[INSTRUCTIONS TO FOLLOW]
Your task is to output all the records below, word for word.

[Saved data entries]
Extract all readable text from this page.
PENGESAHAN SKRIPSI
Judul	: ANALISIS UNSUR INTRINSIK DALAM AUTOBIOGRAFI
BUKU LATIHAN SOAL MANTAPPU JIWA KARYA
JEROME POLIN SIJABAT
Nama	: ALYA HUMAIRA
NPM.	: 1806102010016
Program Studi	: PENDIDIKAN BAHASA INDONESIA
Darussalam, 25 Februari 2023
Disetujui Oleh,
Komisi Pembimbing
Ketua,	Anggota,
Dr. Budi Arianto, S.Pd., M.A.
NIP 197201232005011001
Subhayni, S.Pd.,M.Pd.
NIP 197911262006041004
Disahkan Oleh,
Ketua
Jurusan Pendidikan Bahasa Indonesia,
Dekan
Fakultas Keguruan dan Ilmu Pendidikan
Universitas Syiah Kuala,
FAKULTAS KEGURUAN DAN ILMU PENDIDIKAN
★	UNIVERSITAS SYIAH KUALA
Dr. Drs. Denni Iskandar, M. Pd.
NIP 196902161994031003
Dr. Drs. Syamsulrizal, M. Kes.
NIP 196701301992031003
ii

[OUTPUT OF THE TASK]
Extract all readable text from this page.
PENGESAHAN SKRIPSI
Judul	: ANALISIS UNSUR INTRINSIK DALAM AUTOBIOGRAFI
BUKU LATIHAN SOAL MANTAPPU JIWA KARYA
JEROME POLIN SIJABAT
Nama	: ALYA HUMAIRA
NPM.	: 1806102010016
Program Studi	: PENDIDIKAN BAHASA INDONESIA
Darussalam, 25 Februari 2023
Disetujui Oleh,
Komisi Pembimbing
Ketua,	Anggota,
Dr. Budi Arianto, S.Pd., M.A.
NIP 197201232005011001
Subhayni, S.Pd.,M.Pd.
NIP 197911262006041004
Disahkan Oleh,
Ketua
Jurusan Pendidikan Bahasa Indonesia,
Dekan
Fakultas Keguruan dan Ilmu Pendidikan
Universitas Syiah Kuala,
FAKULTAS KEGURUAN DAN ILMU PENDIDIKAN
★	UNIVERSITAS SYIAH KUALA
Dr. Drs. Denni Iskandar, M. Pd.
NIP 196902161994031003
Dr. Drs. Syamsulrizal, M. Kes.
NIP 196701301992031003
ii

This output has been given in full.